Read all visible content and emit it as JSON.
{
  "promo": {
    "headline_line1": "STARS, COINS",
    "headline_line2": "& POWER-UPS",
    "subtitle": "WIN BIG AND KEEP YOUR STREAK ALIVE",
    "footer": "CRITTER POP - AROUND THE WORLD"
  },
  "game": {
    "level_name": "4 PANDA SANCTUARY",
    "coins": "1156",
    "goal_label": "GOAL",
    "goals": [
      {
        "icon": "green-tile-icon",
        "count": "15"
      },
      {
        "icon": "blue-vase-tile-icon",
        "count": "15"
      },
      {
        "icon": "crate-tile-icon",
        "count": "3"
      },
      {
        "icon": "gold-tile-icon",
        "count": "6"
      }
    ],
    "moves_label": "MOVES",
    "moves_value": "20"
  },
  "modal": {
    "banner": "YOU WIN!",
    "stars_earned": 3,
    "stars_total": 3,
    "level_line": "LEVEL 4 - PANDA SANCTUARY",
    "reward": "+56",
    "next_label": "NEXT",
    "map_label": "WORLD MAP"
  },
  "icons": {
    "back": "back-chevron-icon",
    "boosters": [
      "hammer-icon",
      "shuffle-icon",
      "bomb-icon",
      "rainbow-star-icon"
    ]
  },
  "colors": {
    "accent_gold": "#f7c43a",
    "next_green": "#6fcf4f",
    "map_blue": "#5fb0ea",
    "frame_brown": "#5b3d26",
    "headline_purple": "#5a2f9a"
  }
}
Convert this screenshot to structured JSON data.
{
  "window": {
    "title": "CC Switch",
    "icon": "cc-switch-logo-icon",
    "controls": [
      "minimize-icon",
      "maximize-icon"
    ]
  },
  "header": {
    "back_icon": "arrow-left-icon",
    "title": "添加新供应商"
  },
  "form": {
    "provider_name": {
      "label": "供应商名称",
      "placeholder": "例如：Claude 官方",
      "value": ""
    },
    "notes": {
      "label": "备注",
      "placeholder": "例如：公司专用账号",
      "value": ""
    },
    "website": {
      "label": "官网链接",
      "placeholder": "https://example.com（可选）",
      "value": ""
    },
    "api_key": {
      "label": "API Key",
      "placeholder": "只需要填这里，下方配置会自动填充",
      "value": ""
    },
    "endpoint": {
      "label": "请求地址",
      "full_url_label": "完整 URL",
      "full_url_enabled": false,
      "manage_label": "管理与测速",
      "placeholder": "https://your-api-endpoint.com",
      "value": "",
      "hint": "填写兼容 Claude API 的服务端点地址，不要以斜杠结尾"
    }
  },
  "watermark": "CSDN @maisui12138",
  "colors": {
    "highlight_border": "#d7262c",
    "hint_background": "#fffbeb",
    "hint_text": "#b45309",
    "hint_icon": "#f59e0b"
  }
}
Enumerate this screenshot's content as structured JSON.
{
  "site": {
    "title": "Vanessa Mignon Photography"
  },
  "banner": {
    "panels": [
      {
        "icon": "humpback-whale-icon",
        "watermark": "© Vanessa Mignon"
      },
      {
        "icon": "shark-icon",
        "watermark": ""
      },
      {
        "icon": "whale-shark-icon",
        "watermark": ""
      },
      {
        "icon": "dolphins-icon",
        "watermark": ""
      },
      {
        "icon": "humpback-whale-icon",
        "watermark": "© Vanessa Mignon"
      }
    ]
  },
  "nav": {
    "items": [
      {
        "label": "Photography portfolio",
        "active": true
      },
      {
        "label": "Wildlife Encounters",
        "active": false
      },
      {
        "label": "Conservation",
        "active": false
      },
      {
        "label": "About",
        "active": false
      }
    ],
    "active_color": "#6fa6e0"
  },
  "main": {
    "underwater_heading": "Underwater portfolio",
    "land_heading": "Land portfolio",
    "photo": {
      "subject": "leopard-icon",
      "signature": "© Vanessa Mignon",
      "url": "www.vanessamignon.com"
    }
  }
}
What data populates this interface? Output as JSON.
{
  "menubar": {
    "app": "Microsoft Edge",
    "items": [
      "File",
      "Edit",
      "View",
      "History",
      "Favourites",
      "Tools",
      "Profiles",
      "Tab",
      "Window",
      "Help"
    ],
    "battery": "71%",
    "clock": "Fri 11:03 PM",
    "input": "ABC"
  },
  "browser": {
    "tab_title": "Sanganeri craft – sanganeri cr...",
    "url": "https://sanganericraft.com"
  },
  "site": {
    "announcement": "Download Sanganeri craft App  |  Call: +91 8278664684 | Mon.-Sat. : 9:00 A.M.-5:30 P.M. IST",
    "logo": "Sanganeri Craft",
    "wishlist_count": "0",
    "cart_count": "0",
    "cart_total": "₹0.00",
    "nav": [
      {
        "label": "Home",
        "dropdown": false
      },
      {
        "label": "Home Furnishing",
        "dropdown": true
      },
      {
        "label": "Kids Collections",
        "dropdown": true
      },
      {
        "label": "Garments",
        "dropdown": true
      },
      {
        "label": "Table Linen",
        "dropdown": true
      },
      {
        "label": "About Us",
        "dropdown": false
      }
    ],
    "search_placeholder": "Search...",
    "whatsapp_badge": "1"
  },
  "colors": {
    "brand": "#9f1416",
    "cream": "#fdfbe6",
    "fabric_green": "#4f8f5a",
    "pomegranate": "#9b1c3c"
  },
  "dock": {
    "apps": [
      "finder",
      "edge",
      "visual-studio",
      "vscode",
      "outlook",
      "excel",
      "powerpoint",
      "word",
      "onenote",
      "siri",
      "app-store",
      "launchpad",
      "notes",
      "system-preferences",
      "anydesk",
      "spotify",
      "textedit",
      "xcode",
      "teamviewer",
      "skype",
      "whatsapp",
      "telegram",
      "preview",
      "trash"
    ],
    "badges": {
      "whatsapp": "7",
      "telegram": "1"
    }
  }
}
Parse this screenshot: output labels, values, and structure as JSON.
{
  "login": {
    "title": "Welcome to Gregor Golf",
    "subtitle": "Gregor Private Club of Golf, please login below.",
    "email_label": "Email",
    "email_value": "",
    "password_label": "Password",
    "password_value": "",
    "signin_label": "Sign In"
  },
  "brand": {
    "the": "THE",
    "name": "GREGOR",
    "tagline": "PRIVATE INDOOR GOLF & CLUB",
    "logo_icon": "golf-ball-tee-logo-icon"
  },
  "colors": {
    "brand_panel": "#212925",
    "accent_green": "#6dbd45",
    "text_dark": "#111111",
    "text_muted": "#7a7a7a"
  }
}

_ _ _ _ _

_SET EXERCISE_
Only lines that contain the word "logo" are wanted; copy each of them.

_SOLUTION FOR THIS PROBLEM_
    "icon": "cc-switch-logo-icon",
    "logo": "Sanganeri Craft",
    "logo_icon": "golf-ball-tee-logo-icon"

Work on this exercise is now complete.